__To do__: Search the material below for the string "text" and extract each line that has it.
— Start of Provided records —
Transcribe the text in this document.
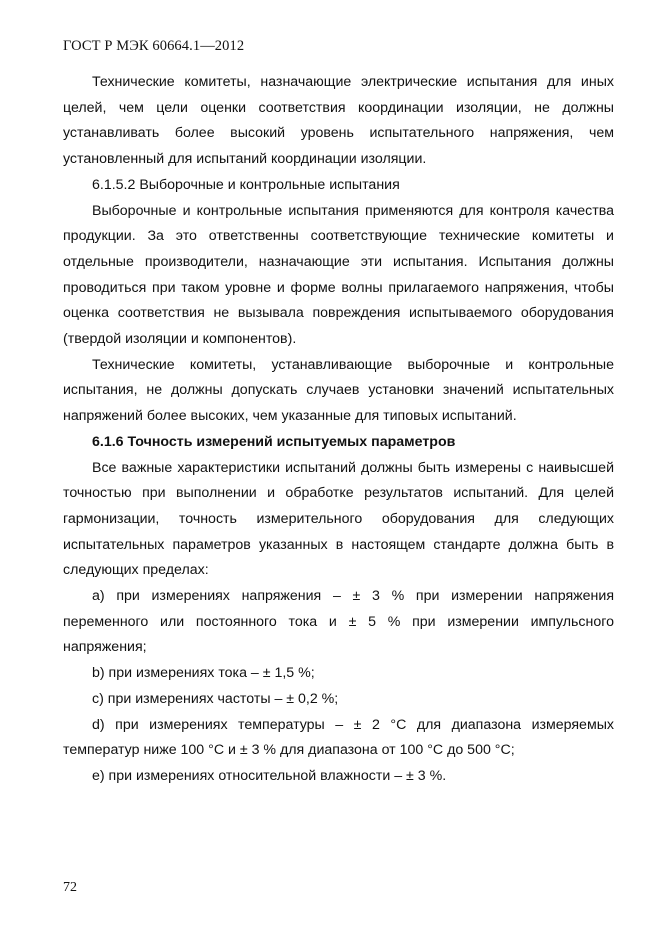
ГОСТ Р МЭК 60664.1—2012

Технические комитеты, назначающие электрические испытания для иных целей, чем цели оценки соответствия координации изоляции, не должны устанавливать более высокий уровень испытательного напряжения, чем установленный для испытаний координации изоляции.

6.1.5.2 Выборочные и контрольные испытания

Выборочные и контрольные испытания применяются для контроля качества продукции. За это ответственны соответствующие технические комитеты и отдельные производители, назначающие эти испытания. Испытания должны проводиться при таком уровне и форме волны прилагаемого напряжения, чтобы оценка соответствия не вызывала повреждения испытываемого оборудования (твердой изоляции и компонентов).

Технические комитеты, устанавливающие выборочные и контрольные испытания, не должны допускать случаев установки значений испытательных напряжений более высоких, чем указанные для типовых испытаний.

6.1.6 Точность измерений испытуемых параметров

Все важные характеристики испытаний должны быть измерены с наивысшей точностью при выполнении и обработке результатов испытаний. Для целей гармонизации, точность измерительного оборудования для следующих испытательных параметров указанных в настоящем стандарте должна быть в следующих пределах:

а) при измерениях напряжения – ± 3 % при измерении напряжения переменного или постоянного тока и ± 5 % при измерении импульсного напряжения;

b) при измерениях тока – ± 1,5 %;

с) при измерениях частоты – ± 0,2 %;

d) при измерениях температуры – ± 2 °С для диапазона измеряемых температур ниже 100 °С и ± 3 % для диапазона от 100 °С до 500 °С;

е) при измерениях относительной влажности – ± 3 %.

72
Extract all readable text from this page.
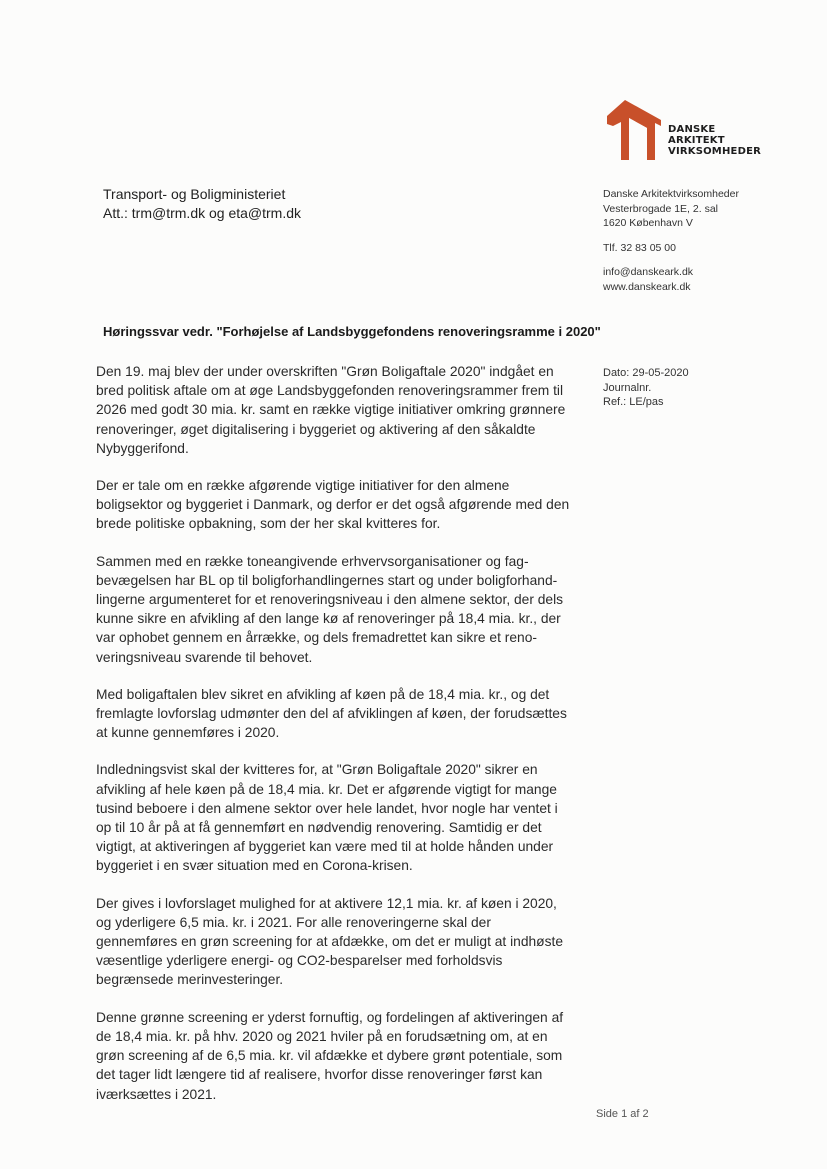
DANSKE
ARKITEKT
VIRKSOMHEDER
Transport- og Boligministeriet
Att.: trm@trm.dk og eta@trm.dk
Danske Arkitektvirksomheder
Vesterbrogade 1E, 2. sal
1620 København V
Tlf. 32 83 05 00
info@danskeark.dk
www.danskeark.dk
Høringssvar vedr. "Forhøjelse af Landsbyggefondens renoveringsramme i 2020"
Dato: 29-05-2020
Journalnr.
Ref.: LE/pas

Den 19. maj blev der under overskriften "Grøn Boligaftale 2020" indgået en bred politisk aftale om at øge Landsbyggefonden renoveringsrammer frem til 2026 med godt 30 mia. kr. samt en række vigtige initiativer omkring grønnere renoveringer, øget digitalisering i byggeriet og aktivering af den såkaldte Nybyggerifond.

Der er tale om en række afgørende vigtige initiativer for den almene boligsektor og byggeriet i Danmark, og derfor er det også afgørende med den brede politiske opbakning, som der her skal kvitteres for.

Sammen med en række toneangivende erhvervsorganisationer og fag-bevægelsen har BL op til boligforhandlingernes start og under boligforhand-lingerne argumenteret for et renoveringsniveau i den almene sektor, der dels kunne sikre en afvikling af den lange kø af renoveringer på 18,4 mia. kr., der var ophobet gennem en årrække, og dels fremadrettet kan sikre et reno-veringsniveau svarende til behovet.

Med boligaftalen blev sikret en afvikling af køen på de 18,4 mia. kr., og det fremlagte lovforslag udmønter den del af afviklingen af køen, der forudsættes at kunne gennemføres i 2020.

Indledningsvist skal der kvitteres for, at "Grøn Boligaftale 2020" sikrer en afvikling af hele køen på de 18,4 mia. kr. Det er afgørende vigtigt for mange tusind beboere i den almene sektor over hele landet, hvor nogle har ventet i op til 10 år på at få gennemført en nødvendig renovering. Samtidig er det vigtigt, at aktiveringen af byggeriet kan være med til at holde hånden under byggeriet i en svær situation med en Corona-krisen.

Der gives i lovforslaget mulighed for at aktivere 12,1 mia. kr. af køen i 2020, og yderligere 6,5 mia. kr. i 2021. For alle renoveringerne skal der gennemføres en grøn screening for at afdække, om det er muligt at indhøste væsentlige yderligere energi- og CO2-besparelser med forholdsvis begrænsede merinvesteringer.

Denne grønne screening er yderst fornuftig, og fordelingen af aktiveringen af de 18,4 mia. kr. på hhv. 2020 og 2021 hviler på en forudsætning om, at en grøn screening af de 6,5 mia. kr. vil afdække et dybere grønt potentiale, som det tager lidt længere tid af realisere, hvorfor disse renoveringer først kan iværksættes i 2021.

Side 1 af 2
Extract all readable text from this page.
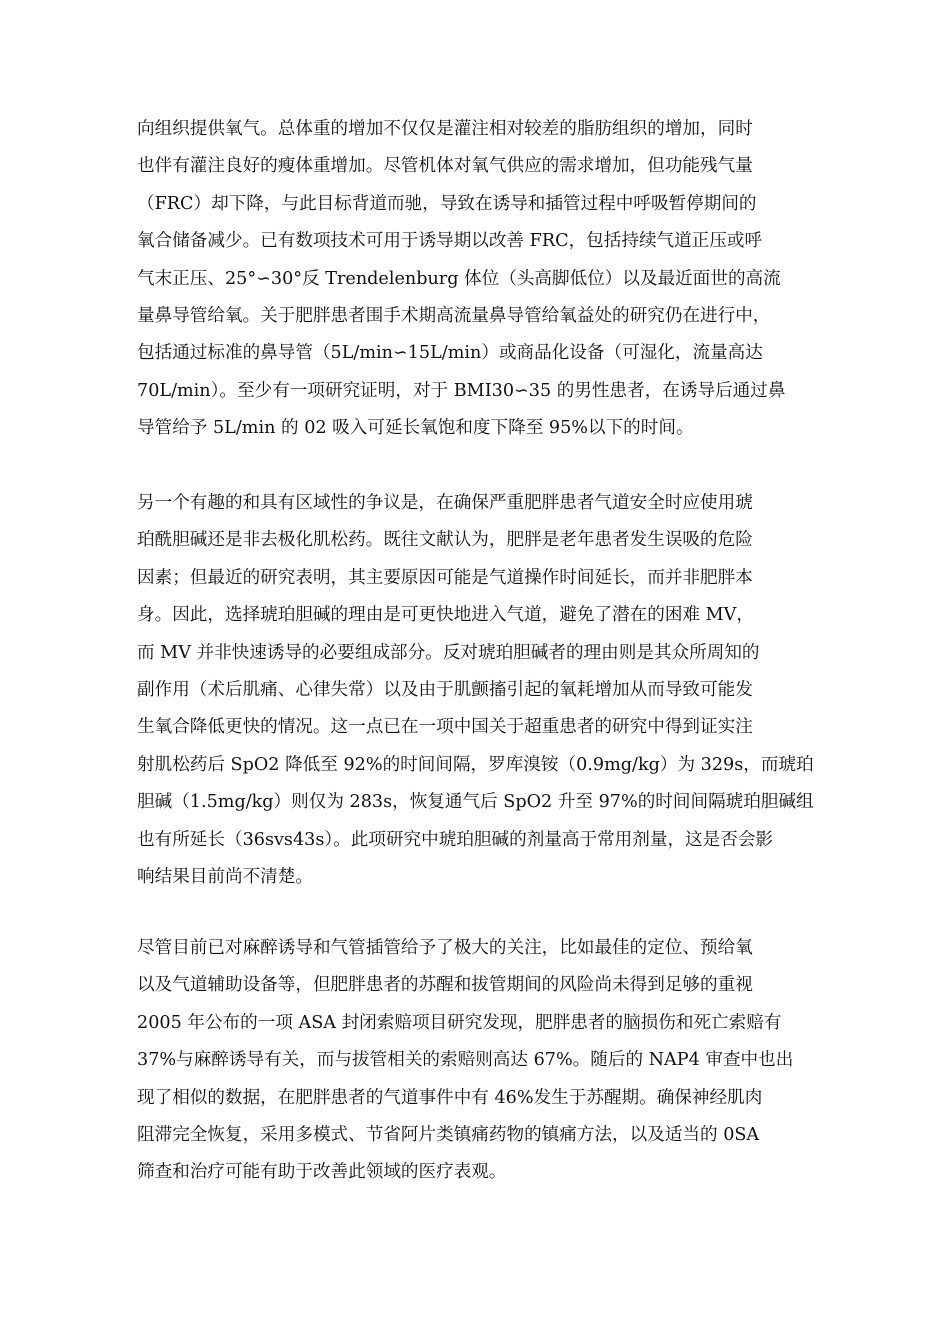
向组织提供氧气。总体重的增加不仅仅是灌注相对较差的脂肪组织的增加，同时
也伴有灌注良好的瘦体重增加。尽管机体对氧气供应的需求增加，但功能残气量
（FRC）却下降，与此目标背道而驰，导致在诱导和插管过程中呼吸暂停期间的
氧合储备减少。已有数项技术可用于诱导期以改善 FRC，包括持续气道正压或呼
气末正压、25°∽30°反 Trendelenburg 体位（头高脚低位）以及最近面世的高流
量鼻导管给氧。关于肥胖患者围手术期高流量鼻导管给氧益处的研究仍在进行中，
包括通过标准的鼻导管（5L/min∽15L/min）或商品化设备（可湿化，流量高达
70L/min）。至少有一项研究证明，对于 BMI30∽35 的男性患者，在诱导后通过鼻
导管给予 5L/min 的 02 吸入可延长氧饱和度下降至 95%以下的时间。
另一个有趣的和具有区域性的争议是，在确保严重肥胖患者气道安全时应使用琥
珀酰胆碱还是非去极化肌松药。既往文献认为，肥胖是老年患者发生误吸的危险
因素；但最近的研究表明，其主要原因可能是气道操作时间延长，而并非肥胖本
身。因此，选择琥珀胆碱的理由是可更快地进入气道，避免了潜在的困难 MV，
而 MV 并非快速诱导的必要组成部分。反对琥珀胆碱者的理由则是其众所周知的
副作用（术后肌痛、心律失常）以及由于肌颤搐引起的氧耗增加从而导致可能发
生氧合降低更快的情况。这一点已在一项中国关于超重患者的研究中得到证实注
射肌松药后 SpO2 降低至 92%的时间间隔，罗库溴铵（0.9mg/kg）为 329s，而琥珀
胆碱（1.5mg/kg）则仅为 283s，恢复通气后 SpO2 升至 97%的时间间隔琥珀胆碱组
也有所延长（36svs43s）。此项研究中琥珀胆碱的剂量高于常用剂量，这是否会影
响结果目前尚不清楚。
尽管目前已对麻醉诱导和气管插管给予了极大的关注，比如最佳的定位、预给氧
以及气道辅助设备等，但肥胖患者的苏醒和拔管期间的风险尚未得到足够的重视
2005 年公布的一项 ASA 封闭索赔项目研究发现，肥胖患者的脑损伤和死亡索赔有
37%与麻醉诱导有关，而与拔管相关的索赔则高达 67%。随后的 NAP4 审查中也出
现了相似的数据，在肥胖患者的气道事件中有 46%发生于苏醒期。确保神经肌肉
阻滞完全恢复，采用多模式、节省阿片类镇痛药物的镇痛方法，以及适当的 0SA
筛查和治疗可能有助于改善此领域的医疗表观。
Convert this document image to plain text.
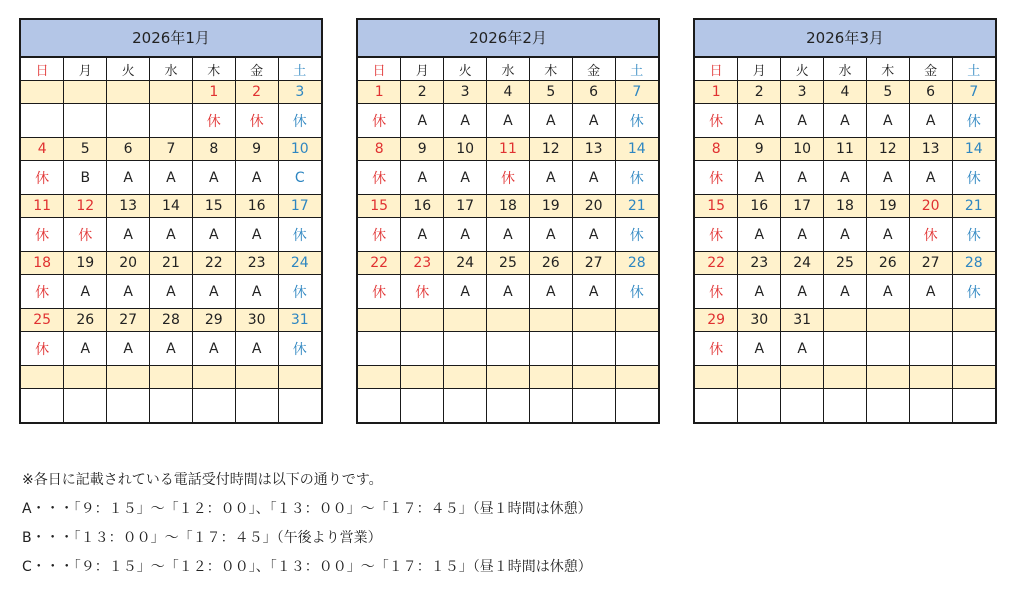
2026年1月
日	月	火	水	木	金	土
				1	2	3
				休	休	休
4	5	6	7	8	9	10
休	B	A	A	A	A	C
11	12	13	14	15	16	17
休	休	A	A	A	A	休
18	19	20	21	22	23	24
休	A	A	A	A	A	休
25	26	27	28	29	30	31
休	A	A	A	A	A	休

2026年2月
日	月	火	水	木	金	土
1	2	3	4	5	6	7
休	A	A	A	A	A	休
8	9	10	11	12	13	14
休	A	A	休	A	A	休
15	16	17	18	19	20	21
休	A	A	A	A	A	休
22	23	24	25	26	27	28
休	休	A	A	A	A	休

2026年3月
日	月	火	水	木	金	土
1	2	3	4	5	6	7
休	A	A	A	A	A	休
8	9	10	11	12	13	14
休	A	A	A	A	A	休
15	16	17	18	19	20	21
休	A	A	A	A	休	休
22	23	24	25	26	27	28
休	A	A	A	A	A	休
29	30	31				
休	A	A				

※各日に記載されている電話受付時間は以下の通りです。
A・・・「９：１５」～「１２：００」、「１３：００」～「１７：４５」（昼１時間は休憩）
B・・・「１３：００」～「１７：４５」（午後より営業）
C・・・「９：１５」～「１２：００」、「１３：００」～「１７：１５」（昼１時間は休憩）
— End of Provided records —
__Task answer__:
Transcribe the text in this document.
Extract all readable text from this page.
Extract all readable text from this page.
Convert this document image to plain text.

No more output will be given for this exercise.